■ What is expected
The records below must be copied in full; omit the images.
BEGIN Data for this task
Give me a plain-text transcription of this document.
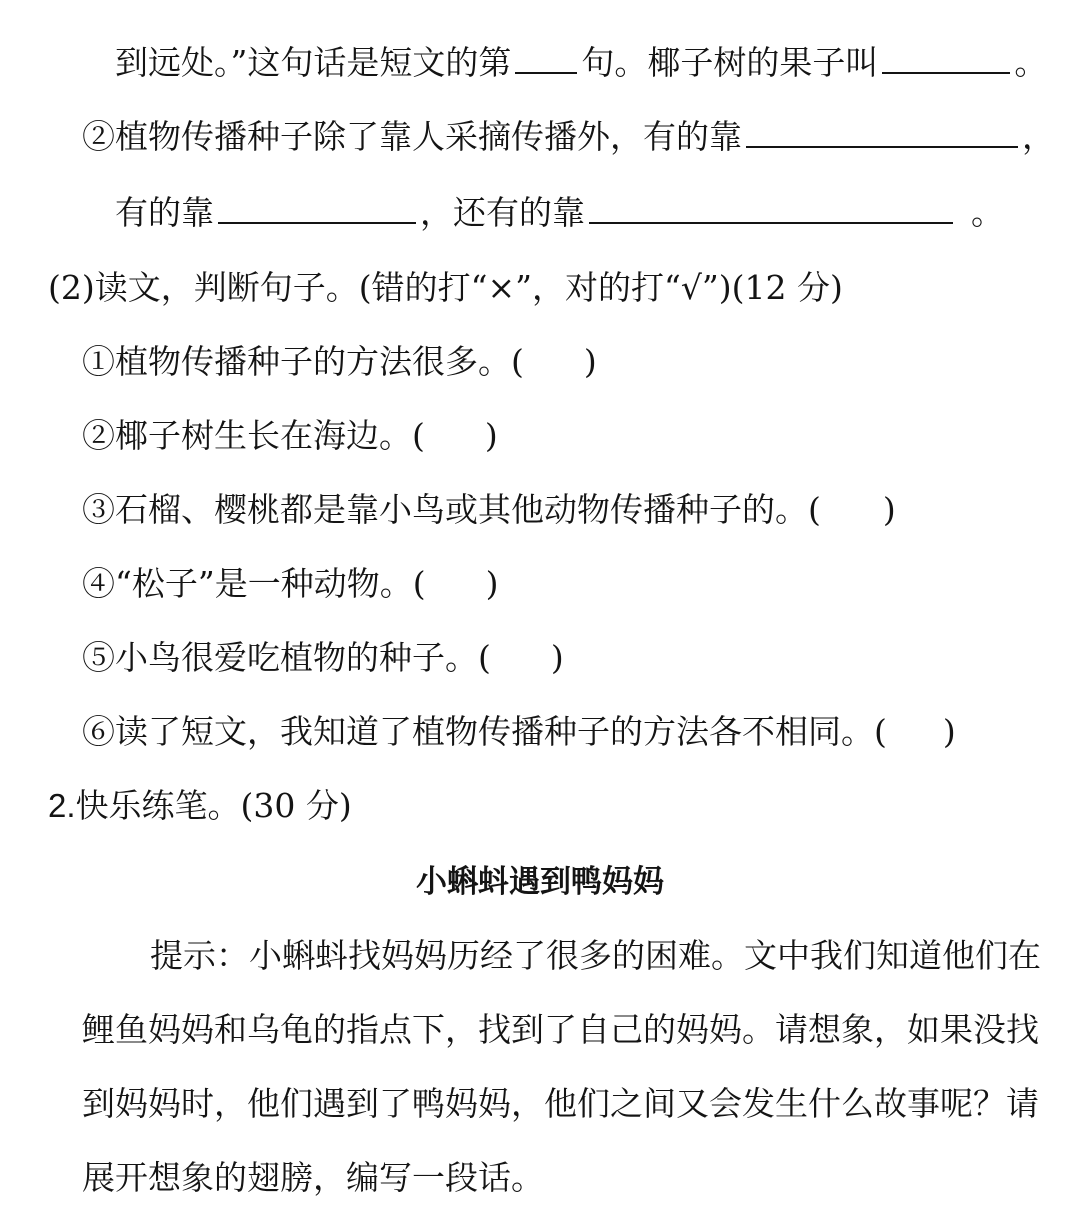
到远处。”这句话是短文的第 句。椰子树的果子叫	。
②植物传播种子除了靠人采摘传播外，有的靠	，
有的靠	，还有的靠	。
(2)读文，判断句子。(错的打“×”，对的打“√”)(12 分)
①植物传播种子的方法很多。( )
②椰子树生长在海边。( )
③石榴、樱桃都是靠小鸟或其他动物传播种子的。( )
④“松子”是一种动物。( )
⑤小鸟很爱吃植物的种子。( )
⑥读了短文，我知道了植物传播种子的方法各不相同。( )
2.快乐练笔。(30 分)
小蝌蚪遇到鸭妈妈
提示：小蝌蚪找妈妈历经了很多的困难。文中我们知道他们在
鲤鱼妈妈和乌龟的指点下，找到了自己的妈妈。请想象，如果没找
到妈妈时，他们遇到了鸭妈妈，他们之间又会发生什么故事呢？请
展开想象的翅膀，编写一段话。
END Data for this task
■ Correct answer
Give me a plain-text transcription of this document.
到远处。”这句话是短文的第 句。椰子树的果子叫	。
②植物传播种子除了靠人采摘传播外，有的靠	，
有的靠	，还有的靠	。
(2)读文，判断句子。(错的打“×”，对的打“√”)(12 分)
①植物传播种子的方法很多。( )
②椰子树生长在海边。( )
③石榴、樱桃都是靠小鸟或其他动物传播种子的。( )
④“松子”是一种动物。( )
⑤小鸟很爱吃植物的种子。( )
⑥读了短文，我知道了植物传播种子的方法各不相同。( )
2.快乐练笔。(30 分)
小蝌蚪遇到鸭妈妈
提示：小蝌蚪找妈妈历经了很多的困难。文中我们知道他们在
鲤鱼妈妈和乌龟的指点下，找到了自己的妈妈。请想象，如果没找
到妈妈时，他们遇到了鸭妈妈，他们之间又会发生什么故事呢？请
展开想象的翅膀，编写一段话。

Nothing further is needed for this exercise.